- Born: 8 November 1890 Coimbatore, Madras Presidency
- Died: 9 December 1974 (aged 84) Madras, Tamil Nadu, India
- Occupation: Publisher
- Spouse: Ranganayaki
- Children: G. Narasimhan, G. Kasturi

= K. Gopalan =

Kasturi Gopalan (8 November 1890 – 9 December 1974) was an Indian publisher who founded the publishing company Kasturi & Sons which publishes The Hindu.

== Early life ==

Gopalan was born in Coimbatore on 8 November 1890 to S. Kasturi Ranga Iyengar, a lawyer from Kumbakonam. He was Kasturi Ranga Iyengar's younger son, the elder being K. Srinivasan. He had two children.

## [EXTRACTED INFORMATION]
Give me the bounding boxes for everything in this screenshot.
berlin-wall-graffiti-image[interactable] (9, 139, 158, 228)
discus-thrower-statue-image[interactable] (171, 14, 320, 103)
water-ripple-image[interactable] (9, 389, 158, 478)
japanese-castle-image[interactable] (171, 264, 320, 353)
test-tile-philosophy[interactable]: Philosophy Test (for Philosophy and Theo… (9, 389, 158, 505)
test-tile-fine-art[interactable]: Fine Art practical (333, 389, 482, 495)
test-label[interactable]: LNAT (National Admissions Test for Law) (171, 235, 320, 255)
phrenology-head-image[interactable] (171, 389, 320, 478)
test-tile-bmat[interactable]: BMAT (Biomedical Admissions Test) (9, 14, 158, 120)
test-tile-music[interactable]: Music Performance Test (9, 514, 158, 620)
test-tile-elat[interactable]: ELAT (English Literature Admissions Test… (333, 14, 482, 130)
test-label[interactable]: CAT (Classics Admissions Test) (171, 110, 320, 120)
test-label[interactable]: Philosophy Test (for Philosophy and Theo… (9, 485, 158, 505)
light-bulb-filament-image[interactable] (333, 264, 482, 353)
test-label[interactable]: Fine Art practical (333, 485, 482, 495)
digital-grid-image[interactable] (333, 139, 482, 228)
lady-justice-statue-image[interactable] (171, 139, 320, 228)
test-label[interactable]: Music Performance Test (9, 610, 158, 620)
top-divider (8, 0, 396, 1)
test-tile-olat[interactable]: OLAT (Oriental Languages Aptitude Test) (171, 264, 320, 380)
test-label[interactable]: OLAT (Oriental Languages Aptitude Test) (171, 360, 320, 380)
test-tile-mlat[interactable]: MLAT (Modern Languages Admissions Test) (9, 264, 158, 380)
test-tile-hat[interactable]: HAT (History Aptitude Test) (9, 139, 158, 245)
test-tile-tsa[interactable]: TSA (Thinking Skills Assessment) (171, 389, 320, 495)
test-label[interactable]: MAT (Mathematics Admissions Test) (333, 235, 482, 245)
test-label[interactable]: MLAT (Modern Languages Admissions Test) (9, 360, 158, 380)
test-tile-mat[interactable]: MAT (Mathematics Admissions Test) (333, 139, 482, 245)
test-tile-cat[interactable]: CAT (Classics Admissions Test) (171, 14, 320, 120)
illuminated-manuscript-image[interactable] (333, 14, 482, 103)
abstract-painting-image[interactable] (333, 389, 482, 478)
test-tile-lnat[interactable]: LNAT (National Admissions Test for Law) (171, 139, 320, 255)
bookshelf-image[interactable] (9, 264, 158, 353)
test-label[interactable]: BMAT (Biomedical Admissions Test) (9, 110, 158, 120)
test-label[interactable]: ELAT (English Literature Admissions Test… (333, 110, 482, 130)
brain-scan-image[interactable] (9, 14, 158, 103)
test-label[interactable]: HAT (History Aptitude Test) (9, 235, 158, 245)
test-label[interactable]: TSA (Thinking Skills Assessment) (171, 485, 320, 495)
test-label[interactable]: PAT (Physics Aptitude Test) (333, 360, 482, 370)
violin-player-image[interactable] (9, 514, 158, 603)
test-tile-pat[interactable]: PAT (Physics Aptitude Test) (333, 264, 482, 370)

## [CHALLENGE]
Rework the part of the K. Gopalan text that opens with the words containing "- Born: 8 November" and closes with "publishes The Hindu.", swapping "Madras" for "Chennai".

## [EXERCISE RESPONSE]
- Born: 8 November 1890 Coimbatore, Chennai Presidency
- Died: 9 December 1974 (aged 84) Chennai, Tamil Nadu, India
- Occupation: Publisher
- Spouse: Ranganayaki
- Children: G. Narasimhan, G. Kasturi

= K. Gopalan =

Kasturi Gopalan (8 November 1890 – 9 December 1974) was an Indian publisher who founded the publishing company Kasturi & Sons which publishes The Hindu.